Tally the lines containing the word "this" and give the total alone.

Dataset records

▼▼▼

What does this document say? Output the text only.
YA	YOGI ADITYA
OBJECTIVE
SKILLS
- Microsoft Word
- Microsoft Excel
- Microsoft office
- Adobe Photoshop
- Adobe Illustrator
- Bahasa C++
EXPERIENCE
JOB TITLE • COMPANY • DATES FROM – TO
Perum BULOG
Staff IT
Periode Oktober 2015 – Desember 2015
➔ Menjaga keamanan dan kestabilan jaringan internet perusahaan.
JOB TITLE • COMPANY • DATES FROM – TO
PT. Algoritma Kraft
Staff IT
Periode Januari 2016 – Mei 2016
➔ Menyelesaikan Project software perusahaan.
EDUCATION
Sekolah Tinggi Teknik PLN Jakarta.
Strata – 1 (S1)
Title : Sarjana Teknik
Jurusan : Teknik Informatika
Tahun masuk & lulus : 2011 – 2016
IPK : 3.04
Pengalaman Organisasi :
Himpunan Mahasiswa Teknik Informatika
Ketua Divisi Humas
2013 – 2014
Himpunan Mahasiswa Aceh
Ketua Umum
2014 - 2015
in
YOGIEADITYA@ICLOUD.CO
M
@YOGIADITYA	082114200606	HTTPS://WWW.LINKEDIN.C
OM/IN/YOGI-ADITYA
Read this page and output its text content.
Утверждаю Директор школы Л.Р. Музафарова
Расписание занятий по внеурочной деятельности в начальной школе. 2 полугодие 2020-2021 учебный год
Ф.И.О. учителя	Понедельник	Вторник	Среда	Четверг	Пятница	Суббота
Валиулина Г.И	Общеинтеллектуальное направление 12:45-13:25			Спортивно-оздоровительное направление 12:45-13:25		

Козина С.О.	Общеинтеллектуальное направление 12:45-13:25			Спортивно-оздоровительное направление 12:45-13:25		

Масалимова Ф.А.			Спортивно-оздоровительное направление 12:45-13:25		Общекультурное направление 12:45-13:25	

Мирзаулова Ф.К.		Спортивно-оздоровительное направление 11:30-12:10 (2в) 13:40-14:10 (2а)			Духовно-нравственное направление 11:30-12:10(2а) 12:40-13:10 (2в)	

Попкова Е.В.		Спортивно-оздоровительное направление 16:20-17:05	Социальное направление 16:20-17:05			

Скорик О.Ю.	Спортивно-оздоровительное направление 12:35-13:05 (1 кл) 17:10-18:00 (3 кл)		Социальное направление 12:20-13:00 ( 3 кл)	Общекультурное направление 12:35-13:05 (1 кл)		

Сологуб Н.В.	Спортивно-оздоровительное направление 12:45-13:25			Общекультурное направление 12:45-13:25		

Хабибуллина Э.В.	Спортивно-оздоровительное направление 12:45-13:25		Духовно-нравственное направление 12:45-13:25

▲▲▲

THE RESULT. 2